---- Raw data

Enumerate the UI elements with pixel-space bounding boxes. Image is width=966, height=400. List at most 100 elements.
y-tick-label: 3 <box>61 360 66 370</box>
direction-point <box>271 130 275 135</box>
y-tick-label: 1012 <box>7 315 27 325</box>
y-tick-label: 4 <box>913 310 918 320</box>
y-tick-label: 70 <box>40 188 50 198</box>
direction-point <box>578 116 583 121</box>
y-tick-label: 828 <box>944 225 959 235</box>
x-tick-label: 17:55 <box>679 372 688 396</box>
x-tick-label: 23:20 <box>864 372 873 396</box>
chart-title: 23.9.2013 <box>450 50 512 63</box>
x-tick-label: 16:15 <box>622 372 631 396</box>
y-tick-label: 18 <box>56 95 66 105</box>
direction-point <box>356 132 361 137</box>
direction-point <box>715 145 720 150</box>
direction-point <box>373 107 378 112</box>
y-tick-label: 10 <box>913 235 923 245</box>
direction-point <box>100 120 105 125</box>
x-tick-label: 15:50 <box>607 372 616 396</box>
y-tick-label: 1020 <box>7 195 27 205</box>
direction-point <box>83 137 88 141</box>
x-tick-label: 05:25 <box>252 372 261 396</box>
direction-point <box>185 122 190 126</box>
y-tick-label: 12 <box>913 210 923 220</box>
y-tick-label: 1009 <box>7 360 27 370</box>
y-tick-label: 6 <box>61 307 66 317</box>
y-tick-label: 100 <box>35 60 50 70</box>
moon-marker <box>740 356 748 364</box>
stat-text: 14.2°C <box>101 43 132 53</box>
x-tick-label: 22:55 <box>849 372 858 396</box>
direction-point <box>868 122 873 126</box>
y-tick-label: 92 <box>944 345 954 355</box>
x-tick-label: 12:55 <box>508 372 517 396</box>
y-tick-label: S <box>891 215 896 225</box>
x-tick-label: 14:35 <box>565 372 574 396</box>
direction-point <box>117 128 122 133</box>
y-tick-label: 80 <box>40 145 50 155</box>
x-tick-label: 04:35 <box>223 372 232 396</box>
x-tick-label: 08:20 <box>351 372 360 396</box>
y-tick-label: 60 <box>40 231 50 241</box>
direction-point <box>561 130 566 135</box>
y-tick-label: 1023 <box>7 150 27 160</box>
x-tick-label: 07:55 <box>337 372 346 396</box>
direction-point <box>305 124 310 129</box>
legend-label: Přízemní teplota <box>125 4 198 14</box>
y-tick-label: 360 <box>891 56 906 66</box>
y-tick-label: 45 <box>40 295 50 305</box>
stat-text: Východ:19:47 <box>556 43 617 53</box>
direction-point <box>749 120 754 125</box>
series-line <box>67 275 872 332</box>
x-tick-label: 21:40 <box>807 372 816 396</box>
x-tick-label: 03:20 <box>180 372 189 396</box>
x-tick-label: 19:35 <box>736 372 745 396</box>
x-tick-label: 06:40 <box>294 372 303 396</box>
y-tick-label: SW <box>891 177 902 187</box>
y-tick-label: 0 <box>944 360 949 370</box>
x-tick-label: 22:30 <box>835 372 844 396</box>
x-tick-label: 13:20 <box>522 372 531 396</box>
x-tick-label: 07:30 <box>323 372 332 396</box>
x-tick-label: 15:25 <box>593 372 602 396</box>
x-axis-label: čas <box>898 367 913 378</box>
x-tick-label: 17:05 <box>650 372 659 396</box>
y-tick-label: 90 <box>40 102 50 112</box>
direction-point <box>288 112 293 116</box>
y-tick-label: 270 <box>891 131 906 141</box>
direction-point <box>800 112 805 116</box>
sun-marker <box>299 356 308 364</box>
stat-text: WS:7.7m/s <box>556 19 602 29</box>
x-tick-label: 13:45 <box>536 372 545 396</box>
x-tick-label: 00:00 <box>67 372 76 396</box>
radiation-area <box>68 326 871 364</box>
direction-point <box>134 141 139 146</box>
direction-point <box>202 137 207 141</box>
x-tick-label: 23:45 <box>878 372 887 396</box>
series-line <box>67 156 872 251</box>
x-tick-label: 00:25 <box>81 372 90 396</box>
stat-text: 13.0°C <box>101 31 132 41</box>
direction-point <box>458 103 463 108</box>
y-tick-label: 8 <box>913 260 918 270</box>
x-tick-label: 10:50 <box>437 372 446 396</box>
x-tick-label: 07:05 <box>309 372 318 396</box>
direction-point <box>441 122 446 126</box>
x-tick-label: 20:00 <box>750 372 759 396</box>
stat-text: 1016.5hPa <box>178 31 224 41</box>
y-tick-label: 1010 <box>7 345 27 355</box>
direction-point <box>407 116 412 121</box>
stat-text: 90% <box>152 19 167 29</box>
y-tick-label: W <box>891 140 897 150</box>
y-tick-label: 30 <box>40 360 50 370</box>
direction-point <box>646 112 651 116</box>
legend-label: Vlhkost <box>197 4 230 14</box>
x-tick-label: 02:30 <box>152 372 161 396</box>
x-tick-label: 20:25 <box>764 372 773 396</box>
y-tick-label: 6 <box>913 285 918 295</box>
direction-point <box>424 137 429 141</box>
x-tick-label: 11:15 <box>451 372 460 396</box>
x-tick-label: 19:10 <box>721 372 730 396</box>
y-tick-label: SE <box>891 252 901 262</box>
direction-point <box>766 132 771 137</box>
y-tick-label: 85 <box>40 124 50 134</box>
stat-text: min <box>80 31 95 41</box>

--------
---- Raw data

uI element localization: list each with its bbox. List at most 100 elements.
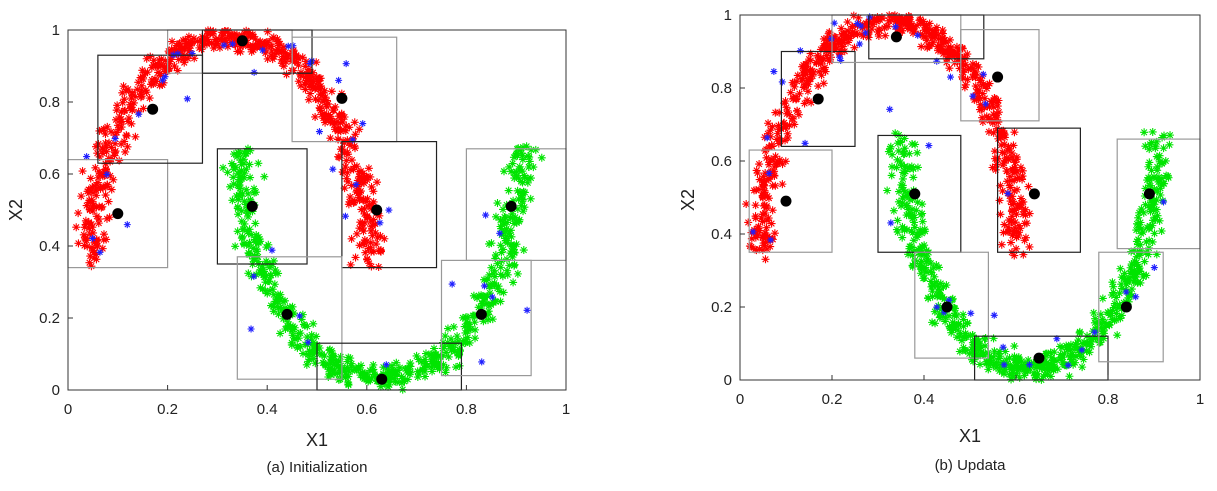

--------

- _Instruction_: What do you get when you output the records starting at the line containing "Enumerate the UI" and ending at the line containing "y-tick-label: 70 <box>40 188 50 198</box>", copied exactly?

- _Finished task_:
Enumerate the UI elements with pixel-space bounding boxes. Image is width=966, height=400. List at most 100 elements.
y-tick-label: 3 <box>61 360 66 370</box>
direction-point <box>271 130 275 135</box>
y-tick-label: 1012 <box>7 315 27 325</box>
y-tick-label: 4 <box>913 310 918 320</box>
y-tick-label: 70 <box>40 188 50 198</box>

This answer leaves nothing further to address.